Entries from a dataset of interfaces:
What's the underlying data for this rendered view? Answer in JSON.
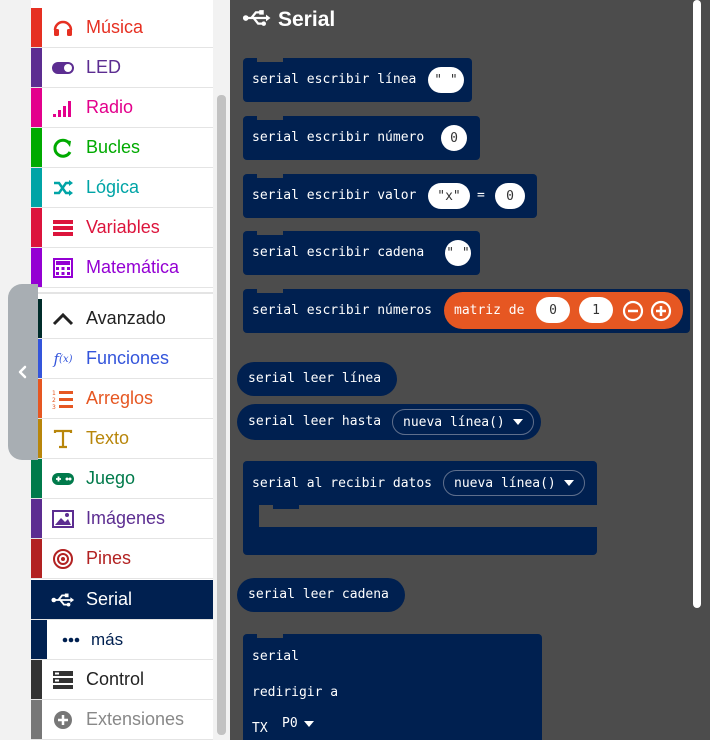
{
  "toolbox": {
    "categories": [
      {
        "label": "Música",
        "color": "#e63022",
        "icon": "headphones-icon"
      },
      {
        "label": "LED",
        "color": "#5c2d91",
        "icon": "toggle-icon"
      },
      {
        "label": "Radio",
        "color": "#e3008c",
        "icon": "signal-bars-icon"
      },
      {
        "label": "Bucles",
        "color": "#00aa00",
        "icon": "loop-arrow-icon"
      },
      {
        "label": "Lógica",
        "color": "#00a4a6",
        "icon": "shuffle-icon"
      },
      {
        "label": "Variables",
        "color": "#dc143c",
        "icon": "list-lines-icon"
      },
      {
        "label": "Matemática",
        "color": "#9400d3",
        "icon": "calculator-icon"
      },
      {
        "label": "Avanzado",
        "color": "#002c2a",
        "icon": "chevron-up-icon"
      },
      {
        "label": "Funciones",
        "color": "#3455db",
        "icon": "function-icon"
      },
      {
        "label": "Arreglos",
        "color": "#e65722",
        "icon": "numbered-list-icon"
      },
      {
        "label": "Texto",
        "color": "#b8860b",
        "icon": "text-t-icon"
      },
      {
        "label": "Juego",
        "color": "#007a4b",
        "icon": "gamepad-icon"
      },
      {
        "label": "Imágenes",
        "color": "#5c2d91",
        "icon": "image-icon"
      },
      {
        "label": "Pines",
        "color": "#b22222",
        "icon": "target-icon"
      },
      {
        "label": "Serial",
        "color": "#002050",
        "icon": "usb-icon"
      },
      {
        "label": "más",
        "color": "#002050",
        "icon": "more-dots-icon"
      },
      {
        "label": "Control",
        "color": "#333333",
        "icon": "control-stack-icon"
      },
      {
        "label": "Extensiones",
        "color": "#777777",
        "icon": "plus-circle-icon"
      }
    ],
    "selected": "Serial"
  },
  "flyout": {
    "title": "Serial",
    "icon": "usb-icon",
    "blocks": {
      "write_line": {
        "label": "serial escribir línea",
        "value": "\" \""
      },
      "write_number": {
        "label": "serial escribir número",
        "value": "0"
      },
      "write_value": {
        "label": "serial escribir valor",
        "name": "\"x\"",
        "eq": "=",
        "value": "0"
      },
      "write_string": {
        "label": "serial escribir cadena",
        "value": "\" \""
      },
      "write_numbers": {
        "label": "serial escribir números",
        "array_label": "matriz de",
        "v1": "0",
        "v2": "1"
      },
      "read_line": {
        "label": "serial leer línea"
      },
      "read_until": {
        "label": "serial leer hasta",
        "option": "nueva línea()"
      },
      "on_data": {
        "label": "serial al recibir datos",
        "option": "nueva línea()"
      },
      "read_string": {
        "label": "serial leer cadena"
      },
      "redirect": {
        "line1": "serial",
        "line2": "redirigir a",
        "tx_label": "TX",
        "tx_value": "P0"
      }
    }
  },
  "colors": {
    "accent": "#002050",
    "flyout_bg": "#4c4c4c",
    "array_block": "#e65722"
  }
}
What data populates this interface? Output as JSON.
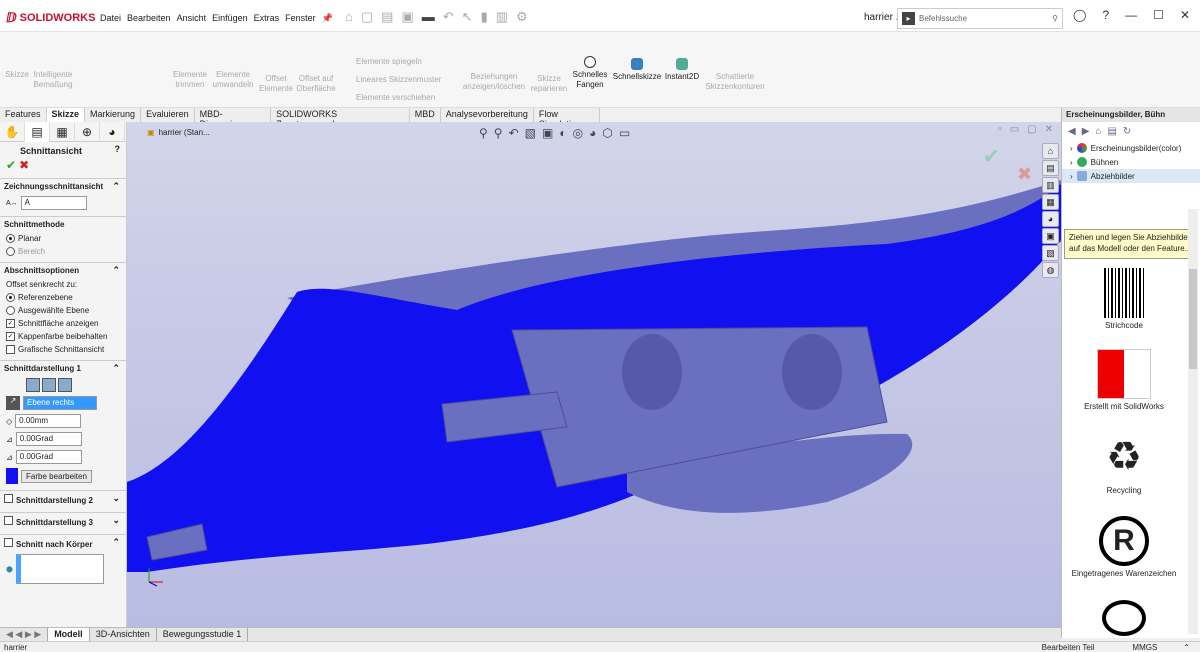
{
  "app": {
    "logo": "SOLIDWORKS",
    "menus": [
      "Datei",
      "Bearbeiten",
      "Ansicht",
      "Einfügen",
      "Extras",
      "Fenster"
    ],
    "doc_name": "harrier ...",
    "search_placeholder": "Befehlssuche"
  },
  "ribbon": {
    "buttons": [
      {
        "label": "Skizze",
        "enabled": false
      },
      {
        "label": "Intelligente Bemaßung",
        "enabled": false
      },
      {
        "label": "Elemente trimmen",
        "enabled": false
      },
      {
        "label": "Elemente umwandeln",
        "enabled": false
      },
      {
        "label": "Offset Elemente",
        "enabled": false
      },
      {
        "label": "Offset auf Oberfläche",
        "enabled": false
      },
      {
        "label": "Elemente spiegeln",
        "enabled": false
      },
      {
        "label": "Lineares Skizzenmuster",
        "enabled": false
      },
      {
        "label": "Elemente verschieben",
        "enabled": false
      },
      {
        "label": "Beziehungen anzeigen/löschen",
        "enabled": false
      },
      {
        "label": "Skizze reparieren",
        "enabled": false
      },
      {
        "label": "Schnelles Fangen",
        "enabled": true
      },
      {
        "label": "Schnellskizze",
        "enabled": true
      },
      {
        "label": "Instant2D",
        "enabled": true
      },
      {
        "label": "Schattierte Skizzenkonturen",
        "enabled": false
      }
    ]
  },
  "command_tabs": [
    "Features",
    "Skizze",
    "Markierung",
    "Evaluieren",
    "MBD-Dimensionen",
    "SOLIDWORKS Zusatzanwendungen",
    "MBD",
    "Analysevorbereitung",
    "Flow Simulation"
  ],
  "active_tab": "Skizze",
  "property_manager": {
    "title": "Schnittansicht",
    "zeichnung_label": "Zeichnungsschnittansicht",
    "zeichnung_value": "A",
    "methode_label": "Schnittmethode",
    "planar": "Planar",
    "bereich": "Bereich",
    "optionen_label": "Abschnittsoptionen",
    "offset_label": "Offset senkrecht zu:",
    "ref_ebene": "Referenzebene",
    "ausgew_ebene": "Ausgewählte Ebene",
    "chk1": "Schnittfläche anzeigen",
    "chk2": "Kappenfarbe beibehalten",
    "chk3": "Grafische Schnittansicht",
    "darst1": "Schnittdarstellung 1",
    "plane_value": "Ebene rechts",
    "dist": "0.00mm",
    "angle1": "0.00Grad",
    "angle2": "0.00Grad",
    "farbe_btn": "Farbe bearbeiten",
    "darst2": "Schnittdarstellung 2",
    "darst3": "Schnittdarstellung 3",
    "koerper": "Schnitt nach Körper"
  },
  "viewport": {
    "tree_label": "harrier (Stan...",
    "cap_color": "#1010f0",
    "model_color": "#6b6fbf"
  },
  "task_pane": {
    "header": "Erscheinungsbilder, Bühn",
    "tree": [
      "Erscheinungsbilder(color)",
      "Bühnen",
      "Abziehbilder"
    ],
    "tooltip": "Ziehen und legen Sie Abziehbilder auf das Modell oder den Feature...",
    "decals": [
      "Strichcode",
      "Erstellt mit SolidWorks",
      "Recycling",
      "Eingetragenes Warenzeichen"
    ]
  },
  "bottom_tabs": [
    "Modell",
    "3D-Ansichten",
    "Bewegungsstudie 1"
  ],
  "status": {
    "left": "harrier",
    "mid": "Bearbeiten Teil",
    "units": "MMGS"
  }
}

* * *

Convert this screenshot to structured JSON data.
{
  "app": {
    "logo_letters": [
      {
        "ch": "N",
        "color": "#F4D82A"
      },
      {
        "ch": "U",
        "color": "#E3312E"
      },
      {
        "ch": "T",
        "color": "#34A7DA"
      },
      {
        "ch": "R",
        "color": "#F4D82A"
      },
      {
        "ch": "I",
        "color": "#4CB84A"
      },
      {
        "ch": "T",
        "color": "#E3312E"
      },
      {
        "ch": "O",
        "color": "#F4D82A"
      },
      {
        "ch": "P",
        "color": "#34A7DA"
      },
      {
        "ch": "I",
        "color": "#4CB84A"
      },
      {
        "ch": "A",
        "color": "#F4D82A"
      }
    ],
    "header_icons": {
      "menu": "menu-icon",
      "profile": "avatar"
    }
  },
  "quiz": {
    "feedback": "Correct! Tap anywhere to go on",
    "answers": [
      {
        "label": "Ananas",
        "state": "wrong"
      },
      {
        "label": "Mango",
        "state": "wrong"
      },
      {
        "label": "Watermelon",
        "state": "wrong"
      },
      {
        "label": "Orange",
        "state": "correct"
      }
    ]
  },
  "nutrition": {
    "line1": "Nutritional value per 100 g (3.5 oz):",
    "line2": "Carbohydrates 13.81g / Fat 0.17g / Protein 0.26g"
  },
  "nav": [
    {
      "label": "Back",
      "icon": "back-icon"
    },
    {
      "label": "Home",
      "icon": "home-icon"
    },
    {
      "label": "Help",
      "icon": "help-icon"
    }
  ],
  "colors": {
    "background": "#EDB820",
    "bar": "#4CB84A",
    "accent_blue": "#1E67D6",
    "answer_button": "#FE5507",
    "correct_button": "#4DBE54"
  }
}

--

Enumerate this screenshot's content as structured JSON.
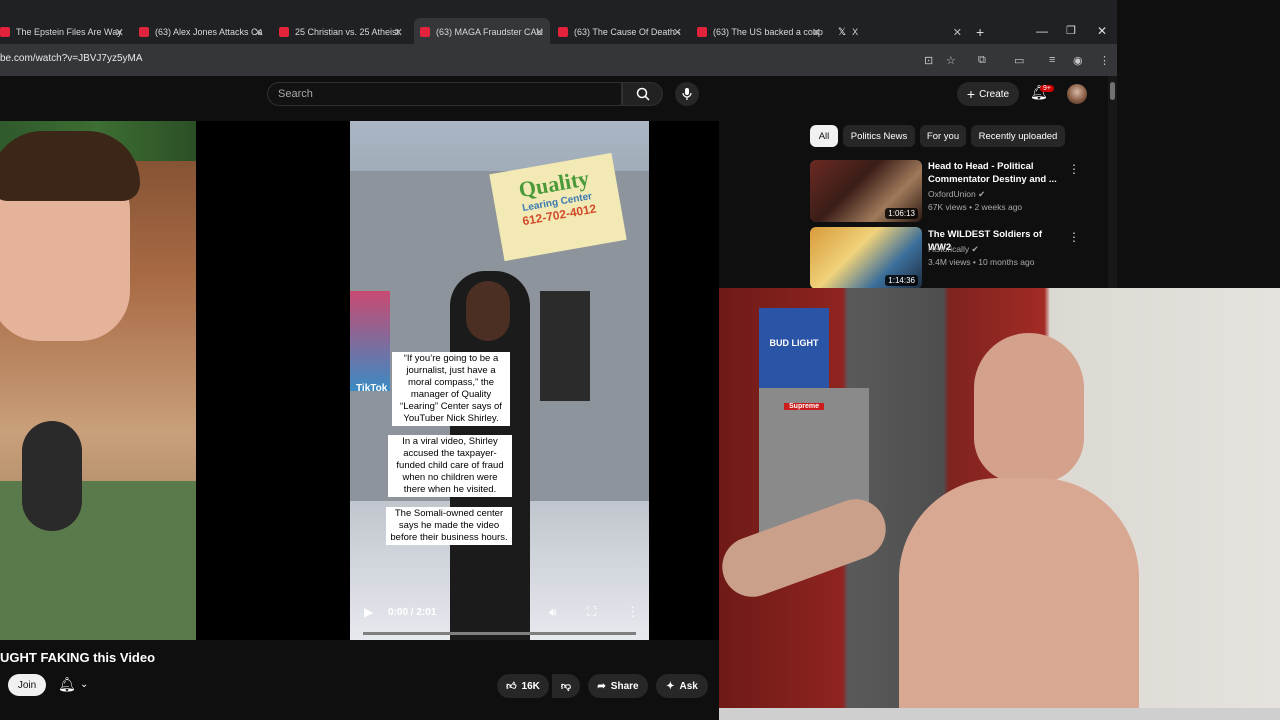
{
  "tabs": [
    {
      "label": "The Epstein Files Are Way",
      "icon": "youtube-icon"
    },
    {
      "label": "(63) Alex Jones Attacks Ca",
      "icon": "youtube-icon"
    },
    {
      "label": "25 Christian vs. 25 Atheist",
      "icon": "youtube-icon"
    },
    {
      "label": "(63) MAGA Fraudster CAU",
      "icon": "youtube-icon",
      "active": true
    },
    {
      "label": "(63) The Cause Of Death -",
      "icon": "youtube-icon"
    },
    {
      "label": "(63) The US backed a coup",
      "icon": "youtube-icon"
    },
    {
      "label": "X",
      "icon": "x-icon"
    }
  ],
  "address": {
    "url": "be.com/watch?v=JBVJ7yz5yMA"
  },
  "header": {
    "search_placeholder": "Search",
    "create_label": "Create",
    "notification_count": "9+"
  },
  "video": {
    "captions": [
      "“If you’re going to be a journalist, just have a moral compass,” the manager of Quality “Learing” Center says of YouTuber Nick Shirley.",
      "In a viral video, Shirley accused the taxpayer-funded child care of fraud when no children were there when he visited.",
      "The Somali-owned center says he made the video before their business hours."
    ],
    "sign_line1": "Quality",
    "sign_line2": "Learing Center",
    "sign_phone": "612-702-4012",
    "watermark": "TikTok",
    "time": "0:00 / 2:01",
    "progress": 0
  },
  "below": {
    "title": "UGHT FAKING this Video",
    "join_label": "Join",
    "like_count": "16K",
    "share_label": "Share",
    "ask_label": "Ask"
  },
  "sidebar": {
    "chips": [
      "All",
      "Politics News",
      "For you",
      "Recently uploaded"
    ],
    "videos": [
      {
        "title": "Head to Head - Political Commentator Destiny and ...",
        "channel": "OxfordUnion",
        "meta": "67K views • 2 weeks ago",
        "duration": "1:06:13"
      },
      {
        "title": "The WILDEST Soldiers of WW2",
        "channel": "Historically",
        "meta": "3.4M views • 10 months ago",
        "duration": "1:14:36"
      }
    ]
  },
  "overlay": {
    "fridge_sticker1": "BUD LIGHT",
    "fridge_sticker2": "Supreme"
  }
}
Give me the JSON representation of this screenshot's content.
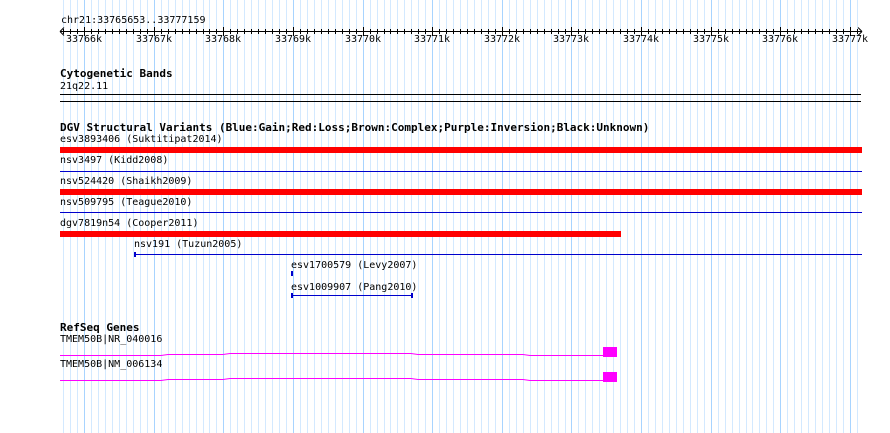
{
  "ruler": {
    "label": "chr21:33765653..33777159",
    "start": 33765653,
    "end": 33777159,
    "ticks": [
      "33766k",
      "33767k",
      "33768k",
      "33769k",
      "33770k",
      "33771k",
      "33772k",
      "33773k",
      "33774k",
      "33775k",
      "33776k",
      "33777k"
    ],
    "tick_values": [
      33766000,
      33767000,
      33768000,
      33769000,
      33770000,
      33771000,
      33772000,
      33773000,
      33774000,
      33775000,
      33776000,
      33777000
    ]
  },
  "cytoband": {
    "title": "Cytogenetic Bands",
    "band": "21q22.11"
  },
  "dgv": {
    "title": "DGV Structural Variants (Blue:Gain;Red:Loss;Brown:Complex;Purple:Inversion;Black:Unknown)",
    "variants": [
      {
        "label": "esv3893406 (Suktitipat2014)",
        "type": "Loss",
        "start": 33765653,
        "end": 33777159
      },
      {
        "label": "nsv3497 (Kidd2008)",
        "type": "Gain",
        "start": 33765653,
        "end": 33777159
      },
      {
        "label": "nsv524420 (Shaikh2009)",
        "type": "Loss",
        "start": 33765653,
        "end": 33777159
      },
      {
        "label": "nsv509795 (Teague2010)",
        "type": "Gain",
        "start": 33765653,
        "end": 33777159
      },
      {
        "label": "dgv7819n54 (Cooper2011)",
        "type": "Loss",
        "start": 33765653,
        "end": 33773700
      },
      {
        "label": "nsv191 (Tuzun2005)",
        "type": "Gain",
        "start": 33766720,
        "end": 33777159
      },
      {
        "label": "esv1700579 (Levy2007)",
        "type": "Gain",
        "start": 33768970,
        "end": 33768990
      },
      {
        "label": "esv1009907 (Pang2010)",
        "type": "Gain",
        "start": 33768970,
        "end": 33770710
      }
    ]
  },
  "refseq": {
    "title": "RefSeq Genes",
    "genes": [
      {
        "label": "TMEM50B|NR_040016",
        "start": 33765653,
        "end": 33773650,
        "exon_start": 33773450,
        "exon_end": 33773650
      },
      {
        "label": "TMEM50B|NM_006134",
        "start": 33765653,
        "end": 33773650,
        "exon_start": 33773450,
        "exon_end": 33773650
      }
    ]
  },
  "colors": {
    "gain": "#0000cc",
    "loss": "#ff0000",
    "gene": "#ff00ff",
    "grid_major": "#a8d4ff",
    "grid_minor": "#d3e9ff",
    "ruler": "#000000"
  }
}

### WHAT IS EXPECTED
For every line above that includes the word "leer", return the line.

### PROBLEM SOLUTION
        "label": "serial leer línea"
        "label": "serial leer hasta",
        "label": "serial leer cadena"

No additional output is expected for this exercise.